Exercise instructions - Return all the entries exactly, keeping pictures out.

··· Data in this exercise

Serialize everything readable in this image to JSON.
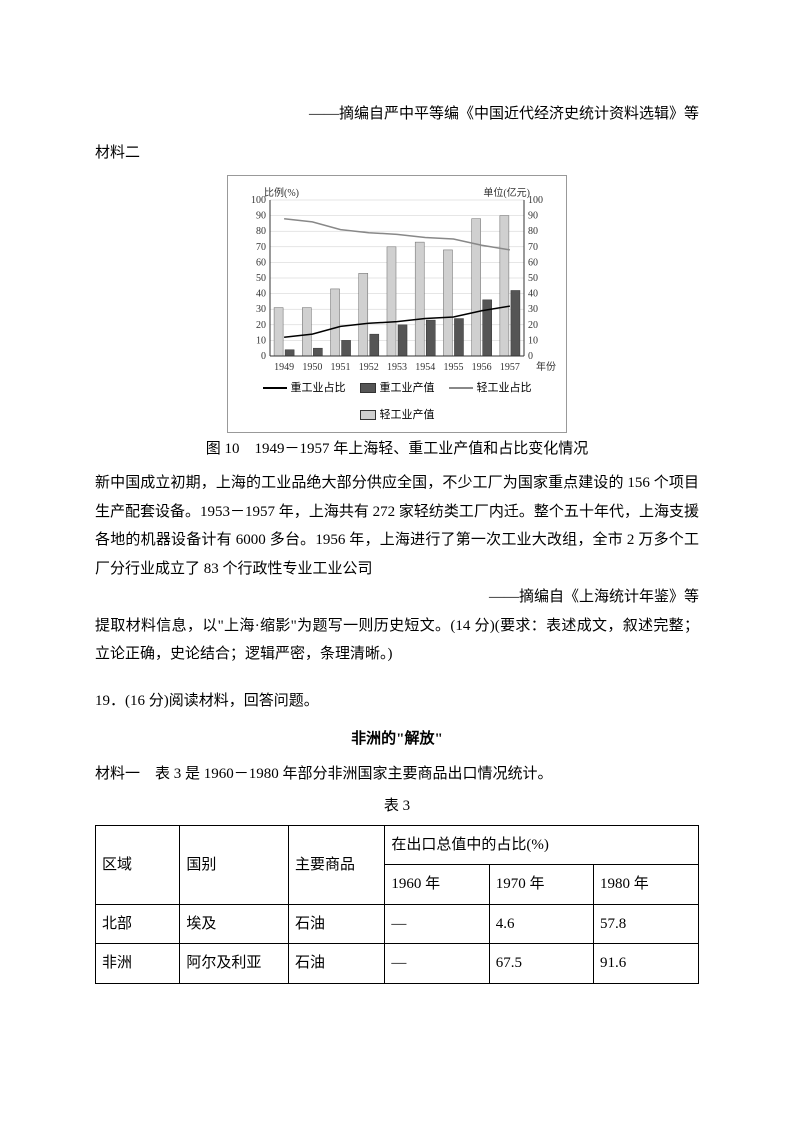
{
  "citation1": "——摘编自严中平等编《中国近代经济史统计资料选辑》等",
  "material2_label": "材料二",
  "chart": {
    "type": "bar+line",
    "left_axis_label": "比例(%)",
    "right_axis_label": "单位(亿元)",
    "ylim": [
      0,
      100
    ],
    "ytick_step": 10,
    "years": [
      "1949",
      "1950",
      "1951",
      "1952",
      "1953",
      "1954",
      "1955",
      "1956",
      "1957"
    ],
    "x_label_suffix": "年份",
    "series": {
      "light_value": [
        31,
        31,
        43,
        53,
        70,
        73,
        68,
        88,
        90
      ],
      "heavy_value": [
        4,
        5,
        10,
        14,
        20,
        23,
        24,
        36,
        42
      ],
      "heavy_ratio": [
        12,
        14,
        19,
        21,
        22,
        24,
        25,
        29,
        32
      ],
      "light_ratio": [
        88,
        86,
        81,
        79,
        78,
        76,
        75,
        71,
        68
      ]
    },
    "colors": {
      "light_bar": "#d0d0d0",
      "heavy_bar": "#555555",
      "heavy_line": "#000000",
      "light_line": "#888888",
      "grid": "#cccccc",
      "axis": "#333333"
    },
    "legend": {
      "heavy_ratio": "重工业占比",
      "heavy_value": "重工业产值",
      "light_ratio": "轻工业占比",
      "light_value": "轻工业产值"
    },
    "font_size_axis": 10
  },
  "chart_caption": "图 10　1949－1957 年上海轻、重工业产值和占比变化情况",
  "body1": "新中国成立初期，上海的工业品绝大部分供应全国，不少工厂为国家重点建设的 156 个项目生产配套设备。1953－1957 年，上海共有 272 家轻纺类工厂内迁。整个五十年代，上海支援各地的机器设备计有 6000 多台。1956 年，上海进行了第一次工业大改组，全市 2 万多个工厂分行业成立了 83 个行政性专业工业公司",
  "citation2": "——摘编自《上海统计年鉴》等",
  "task": "提取材料信息，以\"上海·缩影\"为题写一则历史短文。(14 分)(要求：表述成文，叙述完整；立论正确，史论结合；逻辑严密，条理清晰。)",
  "q19": "19．(16 分)阅读材料，回答问题。",
  "africa_title": "非洲的\"解放\"",
  "material1_intro": "材料一　表 3 是 1960－1980 年部分非洲国家主要商品出口情况统计。",
  "table_caption": "表 3",
  "table": {
    "headers": {
      "region": "区域",
      "country": "国别",
      "commodity": "主要商品",
      "share": "在出口总值中的占比(%)",
      "y1960": "1960 年",
      "y1970": "1970 年",
      "y1980": "1980 年"
    },
    "rows": [
      {
        "region": "北部",
        "country": "埃及",
        "commodity": "石油",
        "v1960": "—",
        "v1970": "4.6",
        "v1980": "57.8"
      },
      {
        "region": "非洲",
        "country": "阿尔及利亚",
        "commodity": "石油",
        "v1960": "—",
        "v1970": "67.5",
        "v1980": "91.6"
      }
    ],
    "col_widths": [
      "14%",
      "18%",
      "16%",
      "17.3%",
      "17.3%",
      "17.4%"
    ]
  }
}
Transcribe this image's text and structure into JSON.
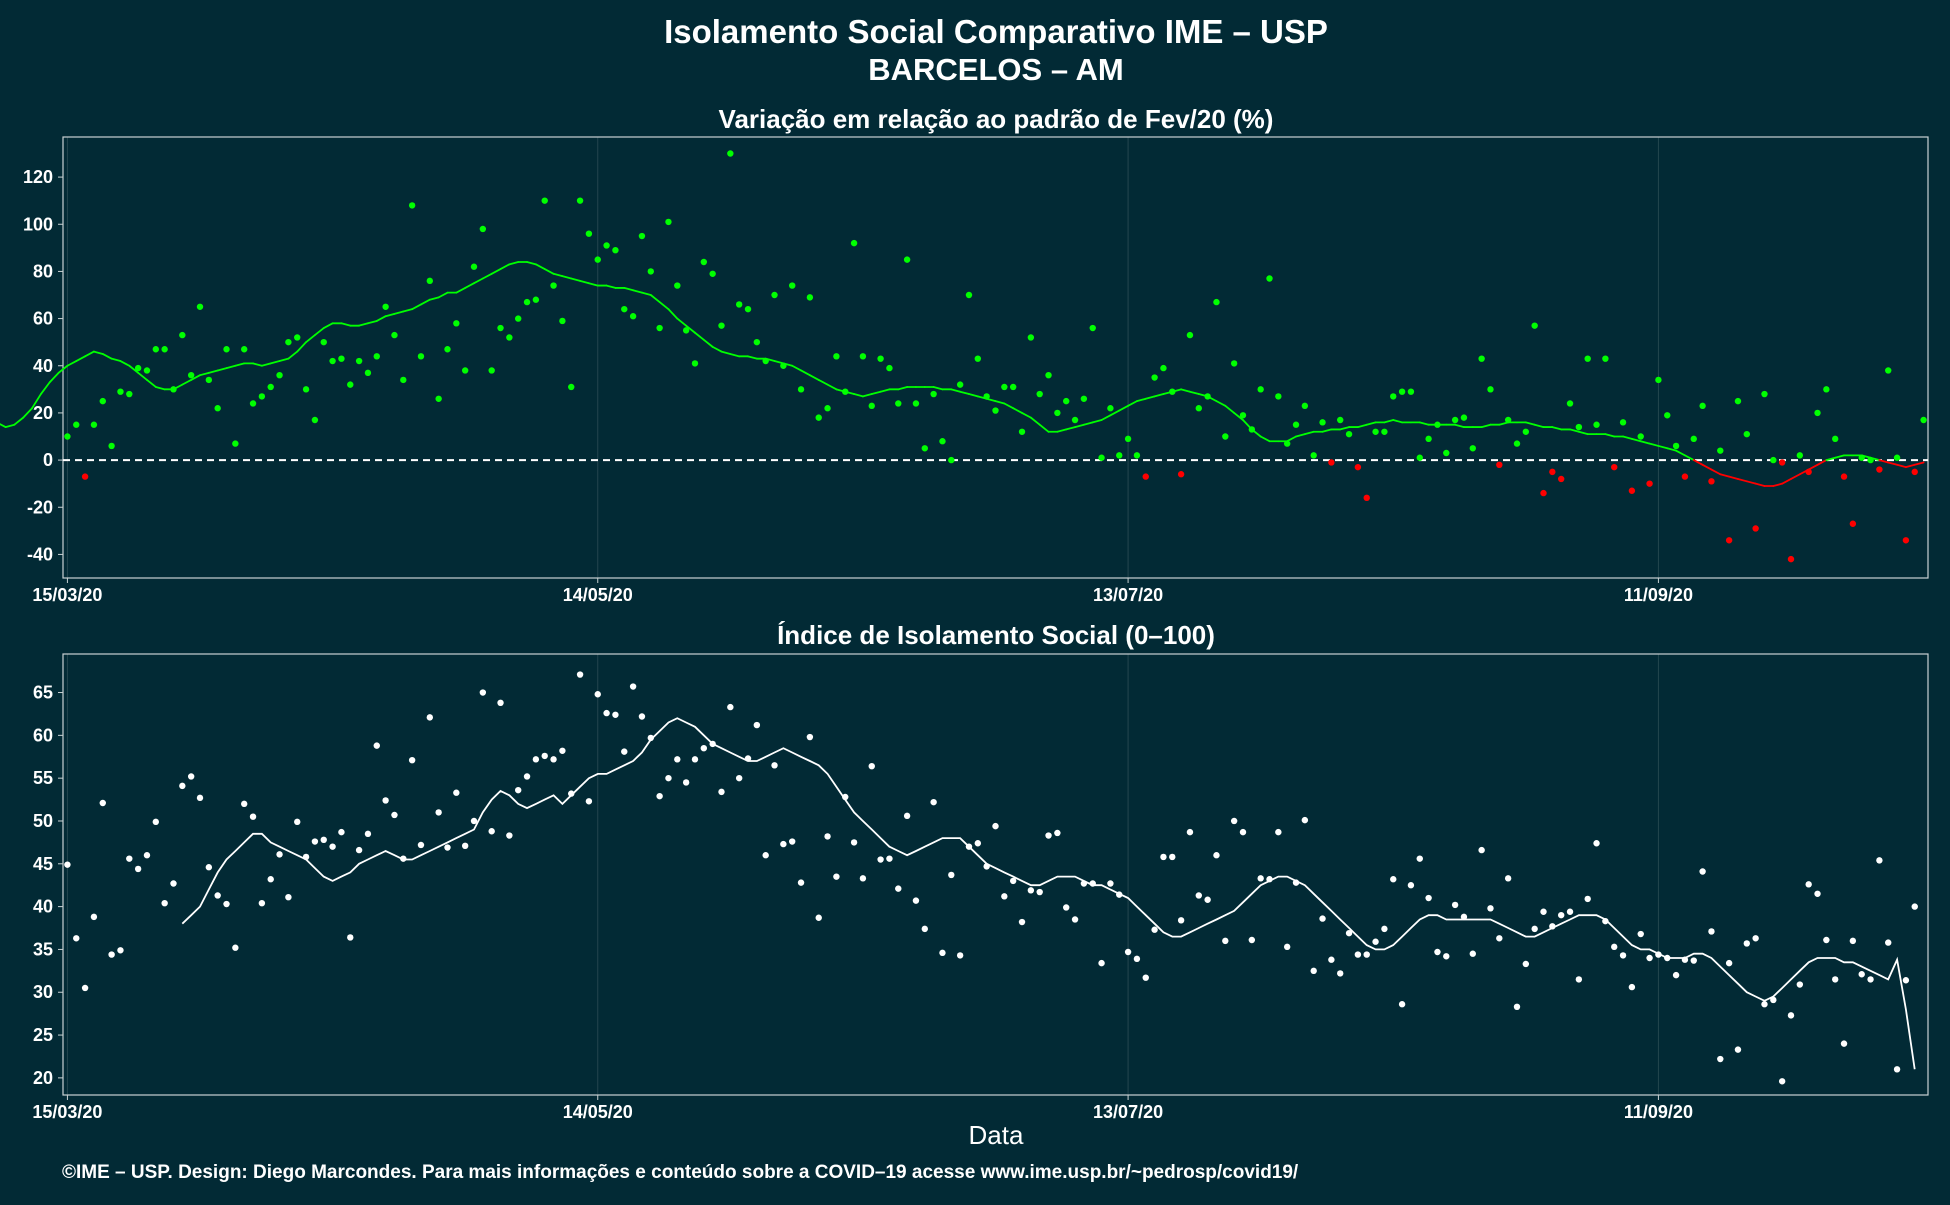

······

Result for this task -
Serialize everything readable in this image to JSON.
{
  "citation1": "——摘编自严中平等编《中国近代经济史统计资料选辑》等",
  "material2_label": "材料二",
  "chart": {
    "type": "bar+line",
    "left_axis_label": "比例(%)",
    "right_axis_label": "单位(亿元)",
    "ylim": [
      0,
      100
    ],
    "ytick_step": 10,
    "years": [
      "1949",
      "1950",
      "1951",
      "1952",
      "1953",
      "1954",
      "1955",
      "1956",
      "1957"
    ],
    "x_label_suffix": "年份",
    "series": {
      "light_value": [
        31,
        31,
        43,
        53,
        70,
        73,
        68,
        88,
        90
      ],
      "heavy_value": [
        4,
        5,
        10,
        14,
        20,
        23,
        24,
        36,
        42
      ],
      "heavy_ratio": [
        12,
        14,
        19,
        21,
        22,
        24,
        25,
        29,
        32
      ],
      "light_ratio": [
        88,
        86,
        81,
        79,
        78,
        76,
        75,
        71,
        68
      ]
    },
    "colors": {
      "light_bar": "#d0d0d0",
      "heavy_bar": "#555555",
      "heavy_line": "#000000",
      "light_line": "#888888",
      "grid": "#cccccc",
      "axis": "#333333"
    },
    "legend": {
      "heavy_ratio": "重工业占比",
      "heavy_value": "重工业产值",
      "light_ratio": "轻工业占比",
      "light_value": "轻工业产值"
    },
    "font_size_axis": 10
  },
  "chart_caption": "图 10　1949－1957 年上海轻、重工业产值和占比变化情况",
  "body1": "新中国成立初期，上海的工业品绝大部分供应全国，不少工厂为国家重点建设的 156 个项目生产配套设备。1953－1957 年，上海共有 272 家轻纺类工厂内迁。整个五十年代，上海支援各地的机器设备计有 6000 多台。1956 年，上海进行了第一次工业大改组，全市 2 万多个工厂分行业成立了 83 个行政性专业工业公司",
  "citation2": "——摘编自《上海统计年鉴》等",
  "task": "提取材料信息，以\"上海·缩影\"为题写一则历史短文。(14 分)(要求：表述成文，叙述完整；立论正确，史论结合；逻辑严密，条理清晰。)",
  "q19": "19．(16 分)阅读材料，回答问题。",
  "africa_title": "非洲的\"解放\"",
  "material1_intro": "材料一　表 3 是 1960－1980 年部分非洲国家主要商品出口情况统计。",
  "table_caption": "表 3",
  "table": {
    "headers": {
      "region": "区域",
      "country": "国别",
      "commodity": "主要商品",
      "share": "在出口总值中的占比(%)",
      "y1960": "1960 年",
      "y1970": "1970 年",
      "y1980": "1980 年"
    },
    "rows": [
      {
        "region": "北部",
        "country": "埃及",
        "commodity": "石油",
        "v1960": "—",
        "v1970": "4.6",
        "v1980": "57.8"
      },
      {
        "region": "非洲",
        "country": "阿尔及利亚",
        "commodity": "石油",
        "v1960": "—",
        "v1970": "67.5",
        "v1980": "91.6"
      }
    ],
    "col_widths": [
      "14%",
      "18%",
      "16%",
      "17.3%",
      "17.3%",
      "17.4%"
    ]
  }
}
Transcribe this image's text and structure into JSON.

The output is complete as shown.